== Exercise instructions ==
The listing below must be repeated word for word, with its images excluded.

┌────────

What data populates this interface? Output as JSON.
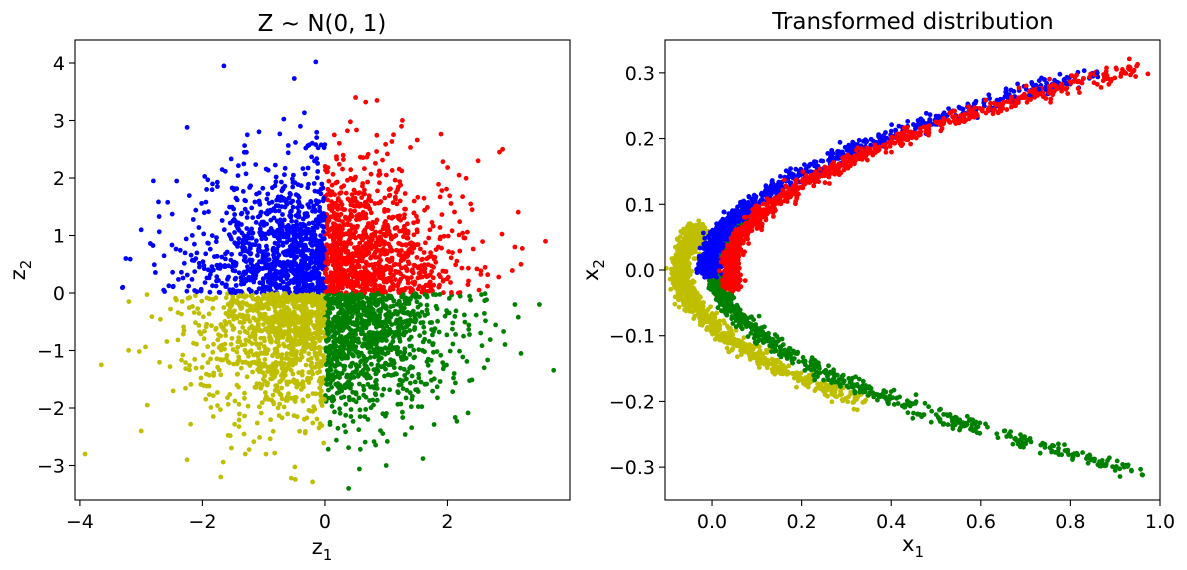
{
  "chart_data": [
    {
      "type": "scatter",
      "title_parts": {
        "lead": "Z",
        "op": "∼",
        "dist": "N(0, 1)"
      },
      "xlabel_parts": {
        "base": "z",
        "sub": "1"
      },
      "ylabel_parts": {
        "base": "z",
        "sub": "2"
      },
      "xlim": [
        -4.08,
        4.0
      ],
      "ylim": [
        -3.6,
        4.4
      ],
      "xticks": [
        -4,
        -2,
        0,
        2
      ],
      "xtick_labels": [
        "−4",
        "−2",
        "0",
        "2"
      ],
      "yticks": [
        -3,
        -2,
        -1,
        0,
        1,
        2,
        3,
        4
      ],
      "ytick_labels": [
        "−3",
        "−2",
        "−1",
        "0",
        "1",
        "2",
        "3",
        "4"
      ],
      "grid": false,
      "legend": false,
      "series": [
        {
          "color": "#0000ff",
          "region": "z1 < 0, z2 > 0"
        },
        {
          "color": "#ff0000",
          "region": "z1 > 0, z2 > 0"
        },
        {
          "color": "#bfbf00",
          "region": "z1 < 0, z2 < 0"
        },
        {
          "color": "#008000",
          "region": "z1 > 0, z2 < 0"
        }
      ],
      "outliers": [
        {
          "x": -1.65,
          "y": 3.95,
          "c": 0
        },
        {
          "x": -0.5,
          "y": 3.73,
          "c": 0
        },
        {
          "x": -0.15,
          "y": 4.02,
          "c": 0
        },
        {
          "x": -3.3,
          "y": 0.1,
          "c": 0
        },
        {
          "x": -3.25,
          "y": 0.6,
          "c": 0
        },
        {
          "x": -2.8,
          "y": 1.95,
          "c": 0
        },
        {
          "x": -2.25,
          "y": 2.88,
          "c": 0
        },
        {
          "x": -0.4,
          "y": 2.9,
          "c": 0
        },
        {
          "x": -3.0,
          "y": 1.1,
          "c": 0
        },
        {
          "x": 0.85,
          "y": 3.35,
          "c": 1
        },
        {
          "x": 0.5,
          "y": 3.4,
          "c": 1
        },
        {
          "x": 1.25,
          "y": 2.9,
          "c": 1
        },
        {
          "x": 2.85,
          "y": 2.45,
          "c": 1
        },
        {
          "x": 2.9,
          "y": 2.5,
          "c": 1
        },
        {
          "x": 3.6,
          "y": 0.9,
          "c": 1
        },
        {
          "x": 3.1,
          "y": 0.8,
          "c": 1
        },
        {
          "x": 3.2,
          "y": 0.5,
          "c": 1
        },
        {
          "x": 2.5,
          "y": 2.3,
          "c": 1
        },
        {
          "x": -3.65,
          "y": -1.25,
          "c": 2
        },
        {
          "x": -3.0,
          "y": -2.4,
          "c": 2
        },
        {
          "x": -2.25,
          "y": -2.9,
          "c": 2
        },
        {
          "x": -1.7,
          "y": -3.2,
          "c": 2
        },
        {
          "x": -0.55,
          "y": -3.22,
          "c": 2
        },
        {
          "x": -3.2,
          "y": -0.15,
          "c": 2
        },
        {
          "x": -2.9,
          "y": -1.95,
          "c": 2
        },
        {
          "x": -1.3,
          "y": -2.8,
          "c": 2
        },
        {
          "x": 1.0,
          "y": -3.0,
          "c": 3
        },
        {
          "x": 3.5,
          "y": -0.2,
          "c": 3
        },
        {
          "x": 3.2,
          "y": -1.05,
          "c": 3
        },
        {
          "x": 3.1,
          "y": -0.2,
          "c": 3
        },
        {
          "x": 1.6,
          "y": -2.88,
          "c": 3
        },
        {
          "x": 2.6,
          "y": -1.3,
          "c": 3
        }
      ]
    },
    {
      "type": "scatter",
      "title": "Transformed distribution",
      "xlabel_parts": {
        "base": "x",
        "sub": "1"
      },
      "ylabel_parts": {
        "base": "x",
        "sub": "2"
      },
      "xlim": [
        -0.105,
        1.0
      ],
      "ylim": [
        -0.35,
        0.35
      ],
      "xticks": [
        0.0,
        0.2,
        0.4,
        0.6,
        0.8,
        1.0
      ],
      "xtick_labels": [
        "0.0",
        "0.2",
        "0.4",
        "0.6",
        "0.8",
        "1.0"
      ],
      "yticks": [
        -0.3,
        -0.2,
        -0.1,
        0.0,
        0.1,
        0.2,
        0.3
      ],
      "ytick_labels": [
        "−0.3",
        "−0.2",
        "−0.1",
        "0.0",
        "0.1",
        "0.2",
        "0.3"
      ],
      "grid": false,
      "legend": false,
      "series": [
        {
          "color": "#0000ff",
          "shape": "upper branch, inner (x2 from 0.0 to 0.3)"
        },
        {
          "color": "#ff0000",
          "shape": "upper branch, outer (x2 from 0.0 to 0.31)"
        },
        {
          "color": "#bfbf00",
          "shape": "vertex and lower branch, inner (x2 from 0.07 to -0.2)"
        },
        {
          "color": "#008000",
          "shape": "lower branch, outer (x2 from 0.1 to -0.3)"
        }
      ],
      "extremes": [
        {
          "x": 0.95,
          "y": 0.313,
          "c": 1
        },
        {
          "x": 0.86,
          "y": 0.3,
          "c": 0
        },
        {
          "x": 0.88,
          "y": 0.302,
          "c": 1
        },
        {
          "x": 0.92,
          "y": -0.3,
          "c": 3
        },
        {
          "x": 0.9,
          "y": -0.305,
          "c": 3
        },
        {
          "x": 0.73,
          "y": 0.275,
          "c": 0
        },
        {
          "x": 0.79,
          "y": 0.275,
          "c": 1
        },
        {
          "x": 0.82,
          "y": 0.27,
          "c": 1
        }
      ]
    }
  ]
}
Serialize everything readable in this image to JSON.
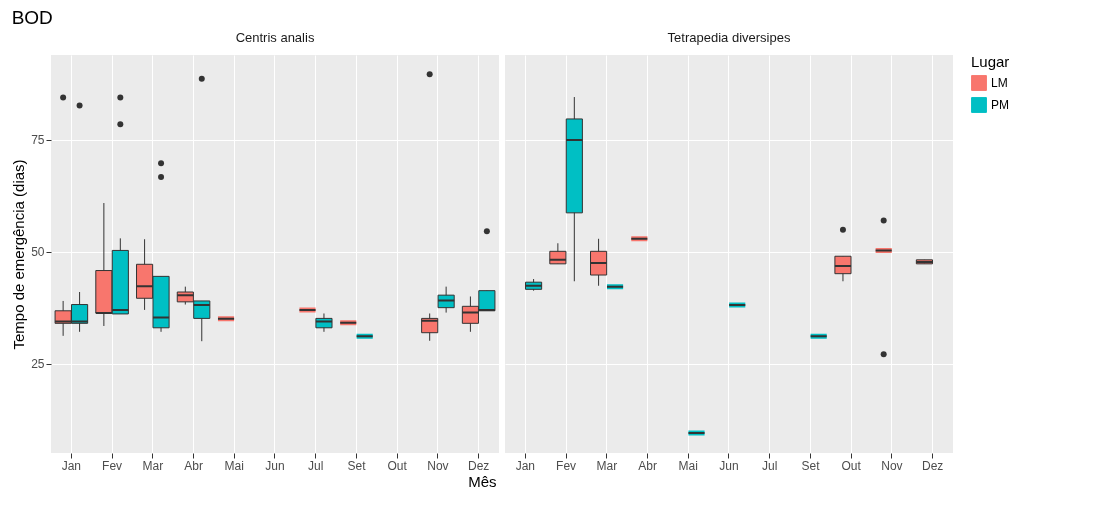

└────────

== Reply to the exercise ==
What data populates this interface? Output as JSON.
{
  "chart_data": [
    {
      "type": "scatter",
      "title_parts": {
        "lead": "Z",
        "op": "∼",
        "dist": "N(0, 1)"
      },
      "xlabel_parts": {
        "base": "z",
        "sub": "1"
      },
      "ylabel_parts": {
        "base": "z",
        "sub": "2"
      },
      "xlim": [
        -4.08,
        4.0
      ],
      "ylim": [
        -3.6,
        4.4
      ],
      "xticks": [
        -4,
        -2,
        0,
        2
      ],
      "xtick_labels": [
        "−4",
        "−2",
        "0",
        "2"
      ],
      "yticks": [
        -3,
        -2,
        -1,
        0,
        1,
        2,
        3,
        4
      ],
      "ytick_labels": [
        "−3",
        "−2",
        "−1",
        "0",
        "1",
        "2",
        "3",
        "4"
      ],
      "grid": false,
      "legend": false,
      "series": [
        {
          "color": "#0000ff",
          "region": "z1 < 0, z2 > 0"
        },
        {
          "color": "#ff0000",
          "region": "z1 > 0, z2 > 0"
        },
        {
          "color": "#bfbf00",
          "region": "z1 < 0, z2 < 0"
        },
        {
          "color": "#008000",
          "region": "z1 > 0, z2 < 0"
        }
      ],
      "outliers": [
        {
          "x": -1.65,
          "y": 3.95,
          "c": 0
        },
        {
          "x": -0.5,
          "y": 3.73,
          "c": 0
        },
        {
          "x": -0.15,
          "y": 4.02,
          "c": 0
        },
        {
          "x": -3.3,
          "y": 0.1,
          "c": 0
        },
        {
          "x": -3.25,
          "y": 0.6,
          "c": 0
        },
        {
          "x": -2.8,
          "y": 1.95,
          "c": 0
        },
        {
          "x": -2.25,
          "y": 2.88,
          "c": 0
        },
        {
          "x": -0.4,
          "y": 2.9,
          "c": 0
        },
        {
          "x": -3.0,
          "y": 1.1,
          "c": 0
        },
        {
          "x": 0.85,
          "y": 3.35,
          "c": 1
        },
        {
          "x": 0.5,
          "y": 3.4,
          "c": 1
        },
        {
          "x": 1.25,
          "y": 2.9,
          "c": 1
        },
        {
          "x": 2.85,
          "y": 2.45,
          "c": 1
        },
        {
          "x": 2.9,
          "y": 2.5,
          "c": 1
        },
        {
          "x": 3.6,
          "y": 0.9,
          "c": 1
        },
        {
          "x": 3.1,
          "y": 0.8,
          "c": 1
        },
        {
          "x": 3.2,
          "y": 0.5,
          "c": 1
        },
        {
          "x": 2.5,
          "y": 2.3,
          "c": 1
        },
        {
          "x": -3.65,
          "y": -1.25,
          "c": 2
        },
        {
          "x": -3.0,
          "y": -2.4,
          "c": 2
        },
        {
          "x": -2.25,
          "y": -2.9,
          "c": 2
        },
        {
          "x": -1.7,
          "y": -3.2,
          "c": 2
        },
        {
          "x": -0.55,
          "y": -3.22,
          "c": 2
        },
        {
          "x": -3.2,
          "y": -0.15,
          "c": 2
        },
        {
          "x": -2.9,
          "y": -1.95,
          "c": 2
        },
        {
          "x": -1.3,
          "y": -2.8,
          "c": 2
        },
        {
          "x": 1.0,
          "y": -3.0,
          "c": 3
        },
        {
          "x": 3.5,
          "y": -0.2,
          "c": 3
        },
        {
          "x": 3.2,
          "y": -1.05,
          "c": 3
        },
        {
          "x": 3.1,
          "y": -0.2,
          "c": 3
        },
        {
          "x": 1.6,
          "y": -2.88,
          "c": 3
        },
        {
          "x": 2.6,
          "y": -1.3,
          "c": 3
        }
      ]
    },
    {
      "type": "scatter",
      "title": "Transformed distribution",
      "xlabel_parts": {
        "base": "x",
        "sub": "1"
      },
      "ylabel_parts": {
        "base": "x",
        "sub": "2"
      },
      "xlim": [
        -0.105,
        1.0
      ],
      "ylim": [
        -0.35,
        0.35
      ],
      "xticks": [
        0.0,
        0.2,
        0.4,
        0.6,
        0.8,
        1.0
      ],
      "xtick_labels": [
        "0.0",
        "0.2",
        "0.4",
        "0.6",
        "0.8",
        "1.0"
      ],
      "yticks": [
        -0.3,
        -0.2,
        -0.1,
        0.0,
        0.1,
        0.2,
        0.3
      ],
      "ytick_labels": [
        "−0.3",
        "−0.2",
        "−0.1",
        "0.0",
        "0.1",
        "0.2",
        "0.3"
      ],
      "grid": false,
      "legend": false,
      "series": [
        {
          "color": "#0000ff",
          "shape": "upper branch, inner (x2 from 0.0 to 0.3)"
        },
        {
          "color": "#ff0000",
          "shape": "upper branch, outer (x2 from 0.0 to 0.31)"
        },
        {
          "color": "#bfbf00",
          "shape": "vertex and lower branch, inner (x2 from 0.07 to -0.2)"
        },
        {
          "color": "#008000",
          "shape": "lower branch, outer (x2 from 0.1 to -0.3)"
        }
      ],
      "extremes": [
        {
          "x": 0.95,
          "y": 0.313,
          "c": 1
        },
        {
          "x": 0.86,
          "y": 0.3,
          "c": 0
        },
        {
          "x": 0.88,
          "y": 0.302,
          "c": 1
        },
        {
          "x": 0.92,
          "y": -0.3,
          "c": 3
        },
        {
          "x": 0.9,
          "y": -0.305,
          "c": 3
        },
        {
          "x": 0.73,
          "y": 0.275,
          "c": 0
        },
        {
          "x": 0.79,
          "y": 0.275,
          "c": 1
        },
        {
          "x": 0.82,
          "y": 0.27,
          "c": 1
        }
      ]
    }
  ]
}
Serialize everything readable in this image to JSON.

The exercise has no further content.